**Short problem**
Scan the data below for the string "लखनऊ". Copy every line where it appears.

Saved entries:
┏━━
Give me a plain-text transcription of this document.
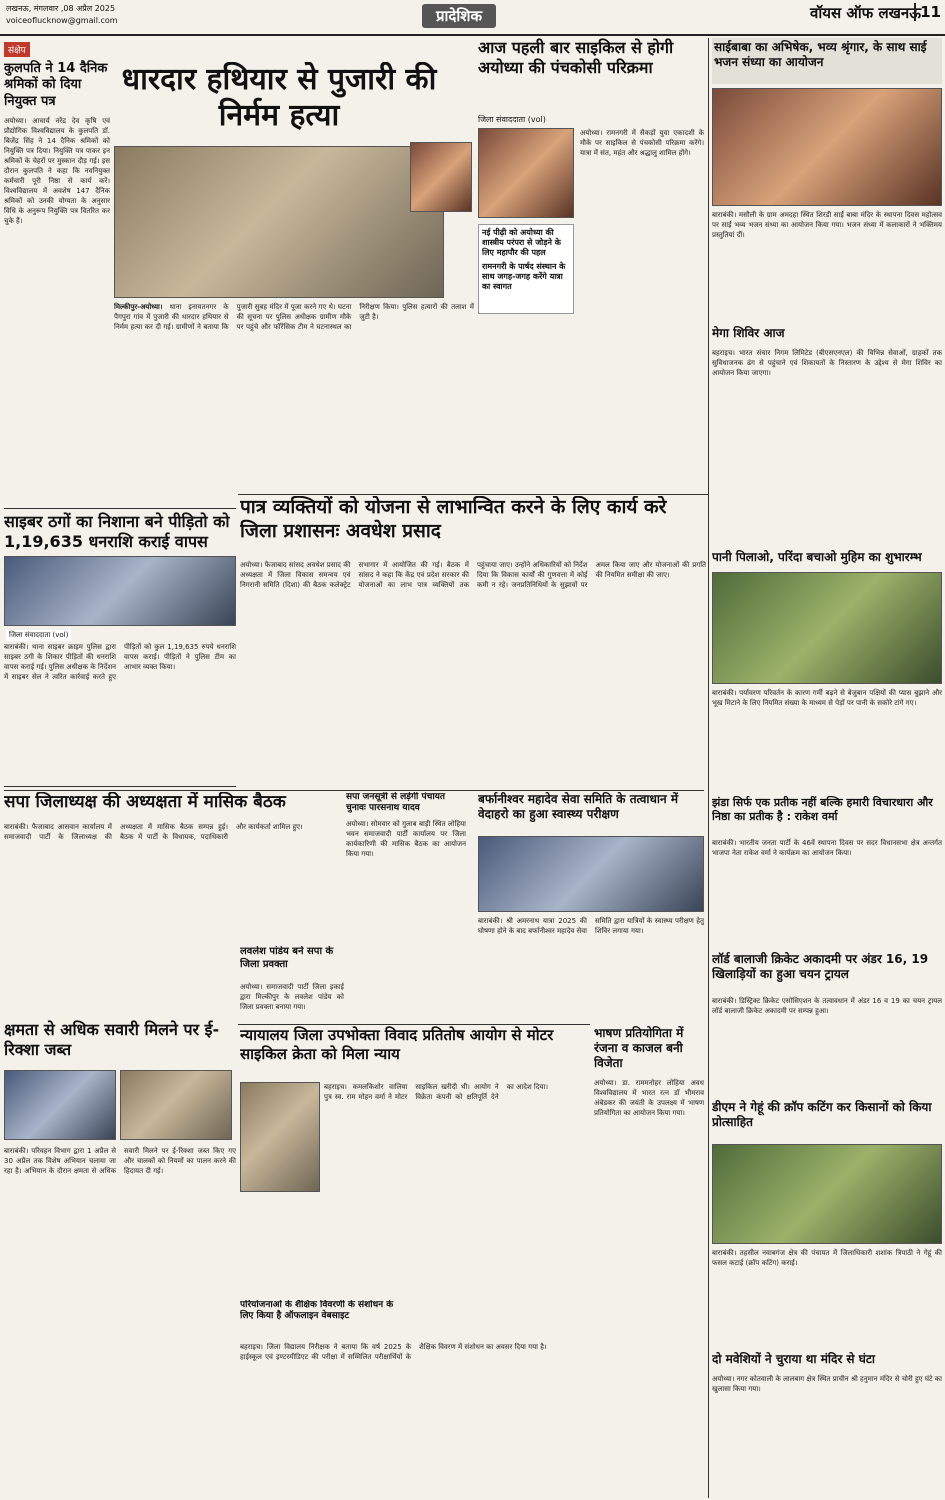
लखनऊ, मंगलवार ,08 अप्रैल 2025
voiceoflucknow@gmail.com	प्रादेशिक	वॉयस ऑफ लखनऊ 11
संक्षेप
कुलपति ने 14 दैनिक श्रमिकों को दिया नियुक्त पत्र
अयोध्या। आचार्य नरेंद्र देव कृषि एवं प्रौद्योगिक विश्वविद्यालय के कुलपति डॉ. बिजेंद्र सिंह ने 14 दैनिक श्रमिकों को नियुक्ति पत्र दिया। नियुक्ति पत्र पाकर इन श्रमिकों के चेहरों पर मुस्कान दौड़ गई। इस दौरान कुलपति ने कहा कि नवनियुक्त कर्मचारी पूरी निष्ठा से कार्य करें। विश्वविद्यालय में अवशेष 147 दैनिक श्रमिकों को उनकी योग्यता के अनुसार विधि के अनुरूप नियुक्ति पत्र वितरित कर चुके हैं।
साइबर ठगों का निशाना बने पीड़ितो को 1,19,635 धनराशि कराई वापस
जिला संवाददाता (vol)
बाराबंकी। थाना साइबर क्राइम पुलिस द्वारा साइबर ठगी के शिकार पीड़ितों की धनराशि वापस कराई गई। पुलिस अधीक्षक के निर्देशन में साइबर सेल ने त्वरित कार्रवाई करते हुए पीड़ितों को कुल 1,19,635 रुपये धनराशि वापस कराई। पीड़ितों ने पुलिस टीम का आभार व्यक्त किया।
क्षमता से अधिक सवारी मिलने पर ई- रिक्शा जब्त
बाराबंकी। परिवहन विभाग द्वारा 1 अप्रैल से 30 अप्रैल तक विशेष अभियान चलाया जा रहा है। अभियान के दौरान क्षमता से अधिक सवारी मिलने पर ई-रिक्शा जब्त किए गए और चालकों को नियमों का पालन करने की हिदायत दी गई।
धारदार हथियार से पुजारी की निर्मम हत्या
मिल्कीपुर-अयोध्या। थाना इनायतनगर के पैगपुरा गांव में पुजारी की धारदार हथियार से निर्मम हत्या कर दी गई। ग्रामीणों ने बताया कि पुजारी सुबह मंदिर में पूजा करने गए थे। घटना की सूचना पर पुलिस अधीक्षक ग्रामीण मौके पर पहुंचे और फॉरेंसिक टीम ने घटनास्थल का निरीक्षण किया। पुलिस हत्यारों की तलाश में जुटी है।
आज पहली बार साइकिल से होगी अयोध्या की पंचकोसी परिक्रमा
जिला संवाददाता (vol)
नई पीढ़ी को अयोध्या की शास्त्रीय परंपरा से जोड़ने के लिए महापौर की पहल
रामनगरी के पार्षद संस्थान के साथ जगह-जगह करेंगे यात्रा का स्वागत
अयोध्या। रामनगरी में सैकड़ों युवा एकादशी के मौके पर साइकिल से पंचकोसी परिक्रमा करेंगे। यात्रा में संत, महंत और श्रद्धालु शामिल होंगे।
पात्र व्यक्तियों को योजना से लाभान्वित करने के लिए कार्य करे जिला प्रशासनः अवधेश प्रसाद
अयोध्या। फैजाबाद सांसद अवधेश प्रसाद की अध्यक्षता में जिला विकास समन्वय एवं निगरानी समिति (दिशा) की बैठक कलेक्ट्रेट सभागार में आयोजित की गई। बैठक में सांसद ने कहा कि केंद्र एवं प्रदेश सरकार की योजनाओं का लाभ पात्र व्यक्तियों तक पहुंचाया जाए। उन्होंने अधिकारियों को निर्देश दिया कि विकास कार्यों की गुणवत्ता में कोई कमी न रहे। जनप्रतिनिधियों के सुझावों पर अमल किया जाए और योजनाओं की प्रगति की नियमित समीक्षा की जाए।
सपा जिलाध्यक्ष की अध्यक्षता में मासिक बैठक
बाराबंकी। फैजाबाद आसवान कार्यालय में समाजवादी पार्टी के जिलाध्यक्ष की अध्यक्षता में मासिक बैठक सम्पन्न हुई। बैठक में पार्टी के विधायक, पदाधिकारी और कार्यकर्ता शामिल हुए।
लवलेश पांडेय बने सपा के जिला प्रवक्ता
अयोध्या। समाजवादी पार्टी जिला इकाई द्वारा मिल्कीपुर के लवलेश पांडेय को जिला प्रवक्ता बनाया गया।
सपा जनसूत्री से लड़ेगी पंचायत चुनावः पारसनाथ यादव
अयोध्या। सोमवार को गुलाब बाड़ी स्थित लोहिया भवन समाजवादी पार्टी कार्यालय पर जिला कार्यकारिणी की मासिक बैठक का आयोजन किया गया।
बर्फानीश्वर महादेव सेवा समिति के तत्वाधान में वेदाहरो का हुआ स्वास्थ्य परीक्षण
बाराबंकी। श्री अमरनाथ यात्रा 2025 की घोषणा होने के बाद बर्फानीश्वर महादेव सेवा समिति द्वारा यात्रियों के स्वास्थ्य परीक्षण हेतु शिविर लगाया गया।
न्यायालय जिला उपभोक्ता विवाद प्रतितोष आयोग से मोटर साइकिल क्रेता को मिला न्याय
बहराइच। कमलकिशोर वालिया पुत्र स्व. राम मोहन वर्मा ने मोटर साइकिल खरीदी थी। आयोग ने विक्रेता कंपनी को क्षतिपूर्ति देने का आदेश दिया।
परियोजनाओं के शैक्षिक विवरणी के संशोधन के लिए किया है ऑफलाइन वेबसाइट
बहराइच। जिला विद्यालय निरीक्षक ने बताया कि वर्ष 2025 के हाईस्कूल एवं इण्टरमीडिएट की परीक्षा में सम्मिलित परीक्षार्थियों के शैक्षिक विवरण में संशोधन का अवसर दिया गया है।
भाषण प्रतियोगिता में रंजना व काजल बनी विजेता
अयोध्या। डा. राममनोहर लोहिया अवध विश्वविद्यालय में भारत रत्न डॉ भीमराव अंबेडकर की जयंती के उपलक्ष्य में भाषण प्रतियोगिता का आयोजन किया गया।
साईबाबा का अभिषेक, भव्य श्रृंगार, के साथ साई भजन संध्या का आयोजन
बाराबंकी। मसौली के ग्राम अमदहा स्थित शिरडी साईं बाबा मंदिर के स्थापना दिवस महोत्सव पर साईं भव्य भजन संध्या का आयोजन किया गया। भजन संध्या में कलाकारों ने भक्तिमय प्रस्तुतियां दीं।
मेगा शिविर आज
बहराइच। भारत संचार निगम लिमिटेड (बीएसएनएल) की विभिन्न सेवाओं, ग्राहकों तक सुविधाजनक ढंग से पहुंचाने एवं शिकायतों के निस्तारण के उद्देश्य से मेगा शिविर का आयोजन किया जाएगा।
पानी पिलाओ, परिंदा बचाओ मुहिम का शुभारम्भ
बाराबंकी। पर्यावरण परिवर्तन के कारण गर्मी बढ़ने से बेजुबान पक्षियों की प्यास बुझाने और भूख मिटाने के लिए नियमित संख्या के माध्यम से पेड़ों पर पानी के सकोरे टांगे गए।
झंडा सिर्फ एक प्रतीक नहीं बल्कि हमारी विचारधारा और निष्ठा का प्रतीक है : राकेश वर्मा
बाराबंकी। भारतीय जनता पार्टी के 46वें स्थापना दिवस पर सदर विधानसभा क्षेत्र अन्तर्गत भाजपा नेता राकेश वर्मा ने कार्यक्रम का आयोजन किया।
लॉर्ड बालाजी क्रिकेट अकादमी पर अंडर 16, 19 खिलाड़ियों का हुआ चयन ट्रायल
बाराबंकी। डिस्ट्रिक्ट क्रिकेट एसोसिएशन के तत्वावधान में अंडर 16 व 19 का चयन ट्रायल लॉर्ड बालाजी क्रिकेट अकादमी पर सम्पन्न हुआ।
डीएम ने गेहूं की क्रॉप कटिंग कर किसानों को किया प्रोत्साहित
बाराबंकी। तहसील नवाबगंज क्षेत्र की पंचायत में जिलाधिकारी शशांक त्रिपाठी ने गेहूं की फसल कटाई (क्रॉप कटिंग) कराई।
दो मवेशियों ने चुराया था मंदिर से घंटा
अयोध्या। नगर कोतवाली के लालबाग क्षेत्र स्थित प्राचीन श्री हनुमान मंदिर से चोरी हुए घंटे का खुलासा किया गया।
┗━━
**Output of the task**
लखनऊ, मंगलवार ,08 अप्रैल 2025
voiceoflucknow@gmail.com	प्रादेशिक	वॉयस ऑफ लखनऊ 11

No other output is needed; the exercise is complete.